_WHAT IS BEING ASKED_:
Give the number of lines that contain the string "MainActivity", and nothing else.

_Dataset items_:

-.-.-

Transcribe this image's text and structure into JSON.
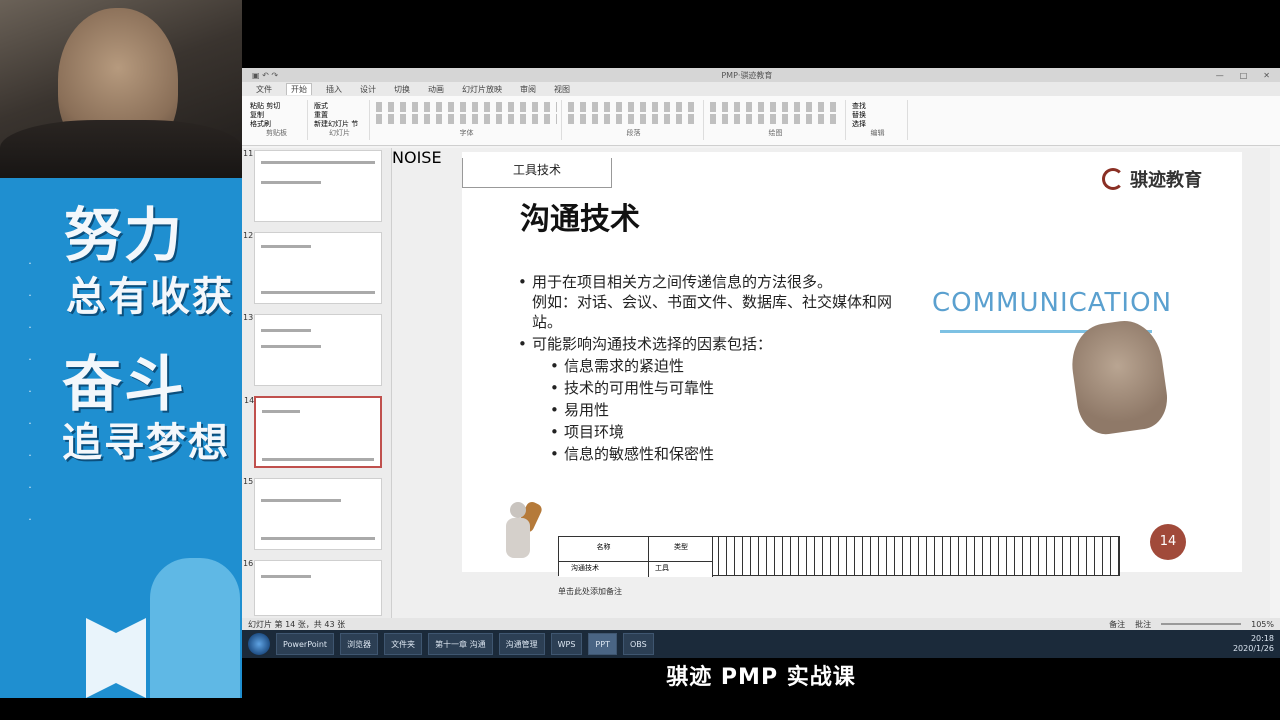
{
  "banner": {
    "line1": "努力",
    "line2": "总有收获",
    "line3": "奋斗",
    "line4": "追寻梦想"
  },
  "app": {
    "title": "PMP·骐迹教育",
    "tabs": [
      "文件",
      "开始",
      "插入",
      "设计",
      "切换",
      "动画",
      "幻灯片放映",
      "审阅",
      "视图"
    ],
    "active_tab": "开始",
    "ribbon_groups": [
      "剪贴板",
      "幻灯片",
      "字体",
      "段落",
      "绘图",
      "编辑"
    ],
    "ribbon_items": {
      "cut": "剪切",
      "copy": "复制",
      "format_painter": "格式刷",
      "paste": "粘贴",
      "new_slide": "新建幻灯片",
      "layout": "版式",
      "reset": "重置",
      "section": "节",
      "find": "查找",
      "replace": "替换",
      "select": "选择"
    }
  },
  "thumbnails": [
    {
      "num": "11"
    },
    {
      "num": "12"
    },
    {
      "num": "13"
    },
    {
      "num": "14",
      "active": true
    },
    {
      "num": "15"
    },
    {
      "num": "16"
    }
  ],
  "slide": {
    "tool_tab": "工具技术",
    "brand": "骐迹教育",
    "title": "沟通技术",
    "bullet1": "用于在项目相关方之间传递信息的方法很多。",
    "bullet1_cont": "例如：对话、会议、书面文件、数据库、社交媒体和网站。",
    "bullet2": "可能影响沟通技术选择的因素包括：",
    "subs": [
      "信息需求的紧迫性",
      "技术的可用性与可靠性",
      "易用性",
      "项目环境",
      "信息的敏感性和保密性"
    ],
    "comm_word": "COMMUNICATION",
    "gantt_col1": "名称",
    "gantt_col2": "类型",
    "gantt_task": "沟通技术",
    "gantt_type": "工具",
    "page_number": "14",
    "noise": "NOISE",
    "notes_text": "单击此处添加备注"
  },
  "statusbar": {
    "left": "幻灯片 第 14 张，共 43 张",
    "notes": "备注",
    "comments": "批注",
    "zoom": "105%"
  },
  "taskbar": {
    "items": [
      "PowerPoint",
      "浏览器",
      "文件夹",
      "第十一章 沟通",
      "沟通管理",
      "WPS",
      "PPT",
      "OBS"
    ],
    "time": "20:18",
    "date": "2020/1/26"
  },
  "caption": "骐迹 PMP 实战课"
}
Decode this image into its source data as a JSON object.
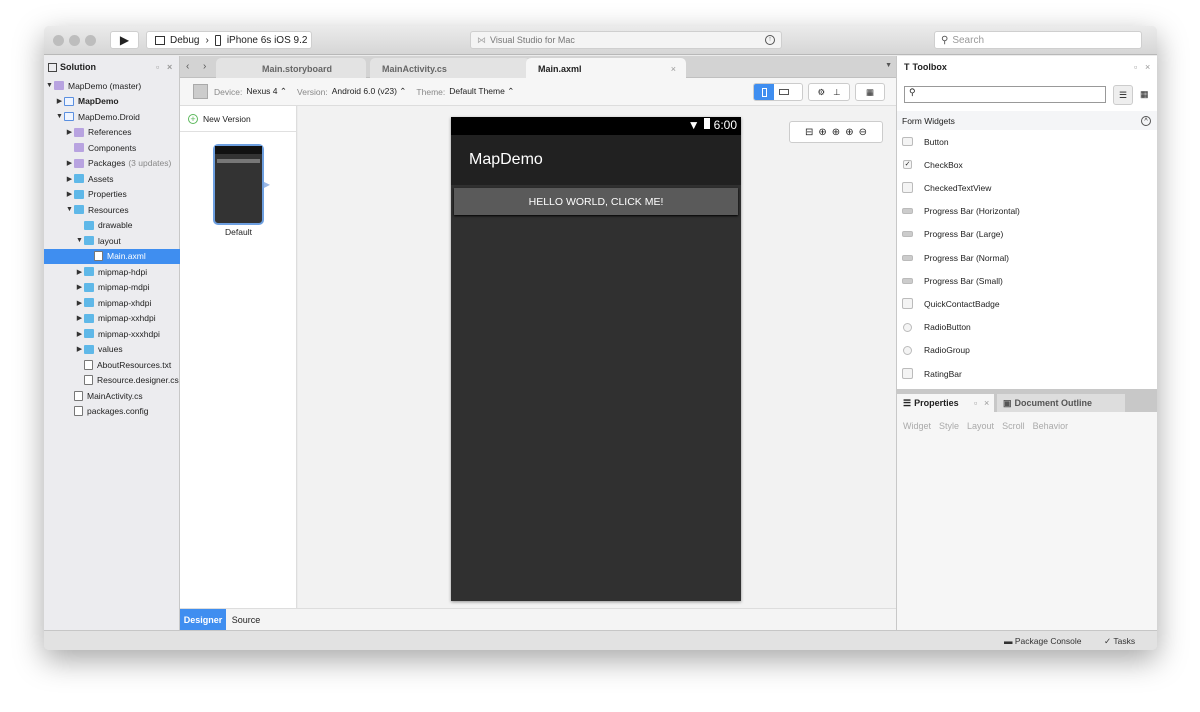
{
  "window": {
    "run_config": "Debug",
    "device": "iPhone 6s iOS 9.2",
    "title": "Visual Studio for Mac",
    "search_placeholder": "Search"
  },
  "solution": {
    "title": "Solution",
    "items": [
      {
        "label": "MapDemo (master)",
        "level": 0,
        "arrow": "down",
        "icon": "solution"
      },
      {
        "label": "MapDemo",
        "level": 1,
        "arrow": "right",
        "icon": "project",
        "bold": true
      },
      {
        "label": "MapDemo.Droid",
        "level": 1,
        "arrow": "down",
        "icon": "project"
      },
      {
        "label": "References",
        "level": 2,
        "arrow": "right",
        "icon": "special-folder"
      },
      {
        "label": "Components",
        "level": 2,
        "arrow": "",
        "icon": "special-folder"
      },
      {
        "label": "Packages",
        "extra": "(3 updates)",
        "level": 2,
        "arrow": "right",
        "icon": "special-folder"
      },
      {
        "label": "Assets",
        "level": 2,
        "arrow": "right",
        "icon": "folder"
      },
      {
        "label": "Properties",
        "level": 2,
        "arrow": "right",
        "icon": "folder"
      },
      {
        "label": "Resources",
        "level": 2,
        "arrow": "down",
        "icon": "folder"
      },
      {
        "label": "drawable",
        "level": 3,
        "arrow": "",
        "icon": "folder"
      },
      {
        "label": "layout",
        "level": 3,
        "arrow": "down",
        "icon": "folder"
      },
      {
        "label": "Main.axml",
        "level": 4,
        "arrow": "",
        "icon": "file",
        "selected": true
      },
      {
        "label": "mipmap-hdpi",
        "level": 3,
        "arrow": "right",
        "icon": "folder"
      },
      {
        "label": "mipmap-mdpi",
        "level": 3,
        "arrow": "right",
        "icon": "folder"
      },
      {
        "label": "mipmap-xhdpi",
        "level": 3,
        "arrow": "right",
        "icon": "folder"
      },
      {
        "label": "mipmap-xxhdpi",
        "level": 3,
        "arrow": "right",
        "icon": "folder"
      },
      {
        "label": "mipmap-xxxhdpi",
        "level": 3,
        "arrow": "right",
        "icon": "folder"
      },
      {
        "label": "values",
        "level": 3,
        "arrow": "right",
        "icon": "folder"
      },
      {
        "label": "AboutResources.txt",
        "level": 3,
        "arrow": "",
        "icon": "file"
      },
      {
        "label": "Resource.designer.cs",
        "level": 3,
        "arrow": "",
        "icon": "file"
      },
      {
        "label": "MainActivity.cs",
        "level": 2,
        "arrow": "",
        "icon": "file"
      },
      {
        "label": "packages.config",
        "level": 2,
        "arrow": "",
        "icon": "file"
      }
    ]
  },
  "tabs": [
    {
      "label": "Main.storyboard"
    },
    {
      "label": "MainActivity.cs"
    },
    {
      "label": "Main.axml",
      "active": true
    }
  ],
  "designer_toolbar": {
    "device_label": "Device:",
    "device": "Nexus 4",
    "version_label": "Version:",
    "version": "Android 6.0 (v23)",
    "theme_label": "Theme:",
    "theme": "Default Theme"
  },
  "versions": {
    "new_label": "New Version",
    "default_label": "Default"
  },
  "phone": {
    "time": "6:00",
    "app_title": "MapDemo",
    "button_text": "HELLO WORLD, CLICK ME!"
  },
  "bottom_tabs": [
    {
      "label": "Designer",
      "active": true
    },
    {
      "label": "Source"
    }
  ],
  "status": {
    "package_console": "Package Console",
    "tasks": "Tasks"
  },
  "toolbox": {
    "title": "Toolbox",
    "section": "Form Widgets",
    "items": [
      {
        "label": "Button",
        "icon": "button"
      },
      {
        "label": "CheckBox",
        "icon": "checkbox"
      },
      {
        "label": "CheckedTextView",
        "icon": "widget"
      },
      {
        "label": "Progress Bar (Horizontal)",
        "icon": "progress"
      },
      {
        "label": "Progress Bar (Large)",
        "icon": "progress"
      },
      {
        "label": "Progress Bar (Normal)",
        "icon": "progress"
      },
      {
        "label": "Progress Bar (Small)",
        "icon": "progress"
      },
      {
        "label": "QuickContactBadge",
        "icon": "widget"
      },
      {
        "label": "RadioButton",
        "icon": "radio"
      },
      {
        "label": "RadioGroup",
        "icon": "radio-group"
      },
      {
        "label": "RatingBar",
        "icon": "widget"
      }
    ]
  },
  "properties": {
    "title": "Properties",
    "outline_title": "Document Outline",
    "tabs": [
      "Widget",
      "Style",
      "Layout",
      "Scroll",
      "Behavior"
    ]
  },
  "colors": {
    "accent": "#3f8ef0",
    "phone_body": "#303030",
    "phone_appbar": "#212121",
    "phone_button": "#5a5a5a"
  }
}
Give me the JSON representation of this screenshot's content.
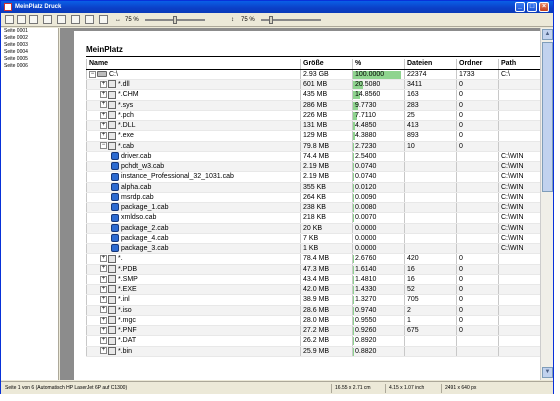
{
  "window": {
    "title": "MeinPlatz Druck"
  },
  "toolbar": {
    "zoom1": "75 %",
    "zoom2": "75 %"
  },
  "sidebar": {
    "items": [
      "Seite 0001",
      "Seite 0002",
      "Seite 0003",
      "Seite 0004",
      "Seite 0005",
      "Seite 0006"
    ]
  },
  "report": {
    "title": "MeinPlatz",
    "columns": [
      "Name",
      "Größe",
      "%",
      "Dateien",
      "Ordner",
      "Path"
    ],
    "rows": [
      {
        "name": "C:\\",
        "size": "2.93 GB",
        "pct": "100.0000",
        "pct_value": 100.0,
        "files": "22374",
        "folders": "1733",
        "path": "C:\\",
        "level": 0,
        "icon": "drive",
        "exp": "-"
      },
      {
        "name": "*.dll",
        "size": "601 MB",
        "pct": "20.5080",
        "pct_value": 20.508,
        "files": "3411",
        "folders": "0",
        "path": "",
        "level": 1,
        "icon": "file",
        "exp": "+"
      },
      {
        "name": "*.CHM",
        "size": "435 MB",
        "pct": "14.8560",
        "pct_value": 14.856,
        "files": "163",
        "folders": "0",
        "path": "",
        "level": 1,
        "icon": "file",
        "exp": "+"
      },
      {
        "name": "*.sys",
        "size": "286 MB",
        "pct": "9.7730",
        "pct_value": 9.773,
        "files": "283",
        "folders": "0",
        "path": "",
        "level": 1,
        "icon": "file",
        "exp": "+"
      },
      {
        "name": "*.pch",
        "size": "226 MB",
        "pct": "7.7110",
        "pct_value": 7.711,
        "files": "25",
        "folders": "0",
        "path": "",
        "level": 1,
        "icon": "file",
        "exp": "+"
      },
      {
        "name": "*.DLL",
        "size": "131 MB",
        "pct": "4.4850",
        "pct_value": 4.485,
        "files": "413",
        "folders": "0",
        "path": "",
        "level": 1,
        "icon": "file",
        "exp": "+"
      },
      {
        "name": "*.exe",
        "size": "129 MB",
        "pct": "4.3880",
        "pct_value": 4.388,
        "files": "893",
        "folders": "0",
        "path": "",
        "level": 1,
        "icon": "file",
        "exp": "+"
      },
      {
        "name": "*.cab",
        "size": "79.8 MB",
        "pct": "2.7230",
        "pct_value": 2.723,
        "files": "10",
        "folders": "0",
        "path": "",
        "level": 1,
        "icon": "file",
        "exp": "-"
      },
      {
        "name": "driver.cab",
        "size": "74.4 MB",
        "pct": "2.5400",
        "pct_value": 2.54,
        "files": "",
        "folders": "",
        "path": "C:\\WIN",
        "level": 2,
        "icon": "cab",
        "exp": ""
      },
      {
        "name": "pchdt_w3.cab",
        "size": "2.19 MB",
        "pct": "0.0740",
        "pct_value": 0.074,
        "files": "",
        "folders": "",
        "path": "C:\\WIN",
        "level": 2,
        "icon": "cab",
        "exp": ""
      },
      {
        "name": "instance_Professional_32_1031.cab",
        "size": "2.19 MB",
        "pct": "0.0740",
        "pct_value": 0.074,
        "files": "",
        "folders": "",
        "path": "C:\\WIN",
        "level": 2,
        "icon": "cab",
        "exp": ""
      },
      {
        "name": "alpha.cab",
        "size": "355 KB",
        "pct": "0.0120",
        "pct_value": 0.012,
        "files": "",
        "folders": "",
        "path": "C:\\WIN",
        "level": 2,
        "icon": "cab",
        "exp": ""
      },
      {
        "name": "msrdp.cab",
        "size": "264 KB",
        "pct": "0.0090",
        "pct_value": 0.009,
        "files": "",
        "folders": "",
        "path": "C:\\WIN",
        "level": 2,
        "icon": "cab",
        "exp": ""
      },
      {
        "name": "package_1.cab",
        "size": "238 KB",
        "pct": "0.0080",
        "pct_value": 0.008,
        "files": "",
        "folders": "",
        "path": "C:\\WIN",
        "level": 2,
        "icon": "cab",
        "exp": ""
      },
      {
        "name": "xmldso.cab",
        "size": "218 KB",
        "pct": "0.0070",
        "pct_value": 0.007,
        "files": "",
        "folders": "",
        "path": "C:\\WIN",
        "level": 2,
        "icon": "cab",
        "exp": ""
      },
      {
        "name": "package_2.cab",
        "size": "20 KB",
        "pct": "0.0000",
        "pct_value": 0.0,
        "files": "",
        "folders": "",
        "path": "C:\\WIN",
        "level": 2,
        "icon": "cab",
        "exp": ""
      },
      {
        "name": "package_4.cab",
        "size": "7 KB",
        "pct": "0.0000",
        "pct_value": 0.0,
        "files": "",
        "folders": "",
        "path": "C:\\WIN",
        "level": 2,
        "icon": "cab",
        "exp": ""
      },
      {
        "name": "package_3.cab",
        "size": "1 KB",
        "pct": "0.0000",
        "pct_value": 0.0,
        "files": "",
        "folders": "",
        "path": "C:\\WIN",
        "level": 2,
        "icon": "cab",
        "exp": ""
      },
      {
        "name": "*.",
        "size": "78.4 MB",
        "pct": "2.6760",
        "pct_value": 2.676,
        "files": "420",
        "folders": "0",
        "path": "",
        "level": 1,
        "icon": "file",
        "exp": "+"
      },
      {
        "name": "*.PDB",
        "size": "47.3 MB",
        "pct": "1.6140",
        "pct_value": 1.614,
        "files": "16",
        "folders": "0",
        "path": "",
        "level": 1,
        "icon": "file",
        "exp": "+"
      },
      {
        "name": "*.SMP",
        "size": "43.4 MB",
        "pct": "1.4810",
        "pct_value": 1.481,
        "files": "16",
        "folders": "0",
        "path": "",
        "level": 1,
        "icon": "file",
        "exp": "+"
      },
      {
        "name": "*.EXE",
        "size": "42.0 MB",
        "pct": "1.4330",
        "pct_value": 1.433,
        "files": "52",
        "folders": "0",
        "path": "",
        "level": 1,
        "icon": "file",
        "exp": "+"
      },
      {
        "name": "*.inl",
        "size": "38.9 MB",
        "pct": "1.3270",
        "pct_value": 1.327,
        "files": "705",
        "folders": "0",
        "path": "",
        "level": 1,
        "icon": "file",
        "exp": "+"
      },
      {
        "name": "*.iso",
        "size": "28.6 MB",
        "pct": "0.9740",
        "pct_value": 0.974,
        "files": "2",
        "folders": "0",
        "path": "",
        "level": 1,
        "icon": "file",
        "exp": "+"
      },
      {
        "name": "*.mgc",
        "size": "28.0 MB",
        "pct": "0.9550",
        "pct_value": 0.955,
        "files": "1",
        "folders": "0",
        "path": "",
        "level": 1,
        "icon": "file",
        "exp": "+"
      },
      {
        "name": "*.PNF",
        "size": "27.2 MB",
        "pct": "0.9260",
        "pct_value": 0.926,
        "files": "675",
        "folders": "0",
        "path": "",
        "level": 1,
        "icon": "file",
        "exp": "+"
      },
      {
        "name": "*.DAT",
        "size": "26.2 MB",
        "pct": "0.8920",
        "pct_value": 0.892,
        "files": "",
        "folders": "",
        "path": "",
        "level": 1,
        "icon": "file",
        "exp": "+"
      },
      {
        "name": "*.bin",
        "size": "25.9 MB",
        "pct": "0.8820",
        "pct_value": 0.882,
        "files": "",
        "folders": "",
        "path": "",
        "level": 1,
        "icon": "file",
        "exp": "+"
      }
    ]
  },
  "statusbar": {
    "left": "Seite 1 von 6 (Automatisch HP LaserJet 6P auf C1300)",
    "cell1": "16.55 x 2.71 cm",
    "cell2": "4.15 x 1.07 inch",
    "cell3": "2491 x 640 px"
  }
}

-.-.-

_RESULT OF THE TASK_:
2